→ **Given request**: Transcribe the material in full, exactly as written.

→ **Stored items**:
-------

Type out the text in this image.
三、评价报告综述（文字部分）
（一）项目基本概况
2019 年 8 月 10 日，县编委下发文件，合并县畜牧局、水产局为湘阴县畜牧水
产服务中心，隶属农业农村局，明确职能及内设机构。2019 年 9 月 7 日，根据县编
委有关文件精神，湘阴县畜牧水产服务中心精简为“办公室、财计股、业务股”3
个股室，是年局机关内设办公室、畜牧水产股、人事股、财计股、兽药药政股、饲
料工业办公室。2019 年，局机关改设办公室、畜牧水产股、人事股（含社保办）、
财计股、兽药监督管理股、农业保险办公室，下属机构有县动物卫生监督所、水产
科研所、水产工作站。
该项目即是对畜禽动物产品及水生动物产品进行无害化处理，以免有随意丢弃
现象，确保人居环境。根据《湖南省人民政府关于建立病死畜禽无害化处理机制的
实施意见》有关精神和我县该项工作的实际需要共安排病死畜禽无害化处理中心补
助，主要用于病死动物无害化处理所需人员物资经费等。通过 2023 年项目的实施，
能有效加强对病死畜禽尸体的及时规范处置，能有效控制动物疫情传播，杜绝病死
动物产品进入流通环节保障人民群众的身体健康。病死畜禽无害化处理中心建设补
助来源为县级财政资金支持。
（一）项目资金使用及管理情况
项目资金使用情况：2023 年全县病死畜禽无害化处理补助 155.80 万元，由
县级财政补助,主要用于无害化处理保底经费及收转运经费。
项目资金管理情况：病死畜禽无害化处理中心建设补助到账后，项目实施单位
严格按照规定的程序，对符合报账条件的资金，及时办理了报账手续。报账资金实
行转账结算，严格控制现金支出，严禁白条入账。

-------

→ **Result of the exercise**:
Type out the text in this image.
三、评价报告综述（文字部分）
（一）项目基本概况
2019 年 8 月 10 日，县编委下发文件，合并县畜牧局、水产局为湘阴县畜牧水
产服务中心，隶属农业农村局，明确职能及内设机构。2019 年 9 月 7 日，根据县编
委有关文件精神，湘阴县畜牧水产服务中心精简为“办公室、财计股、业务股”3
个股室，是年局机关内设办公室、畜牧水产股、人事股、财计股、兽药药政股、饲
料工业办公室。2019 年，局机关改设办公室、畜牧水产股、人事股（含社保办）、
财计股、兽药监督管理股、农业保险办公室，下属机构有县动物卫生监督所、水产
科研所、水产工作站。
该项目即是对畜禽动物产品及水生动物产品进行无害化处理，以免有随意丢弃
现象，确保人居环境。根据《湖南省人民政府关于建立病死畜禽无害化处理机制的
实施意见》有关精神和我县该项工作的实际需要共安排病死畜禽无害化处理中心补
助，主要用于病死动物无害化处理所需人员物资经费等。通过 2023 年项目的实施，
能有效加强对病死畜禽尸体的及时规范处置，能有效控制动物疫情传播，杜绝病死
动物产品进入流通环节保障人民群众的身体健康。病死畜禽无害化处理中心建设补
助来源为县级财政资金支持。
（一）项目资金使用及管理情况
项目资金使用情况：2023 年全县病死畜禽无害化处理补助 155.80 万元，由
县级财政补助,主要用于无害化处理保底经费及收转运经费。
项目资金管理情况：病死畜禽无害化处理中心建设补助到账后，项目实施单位
严格按照规定的程序，对符合报账条件的资金，及时办理了报账手续。报账资金实
行转账结算，严格控制现金支出，严禁白条入账。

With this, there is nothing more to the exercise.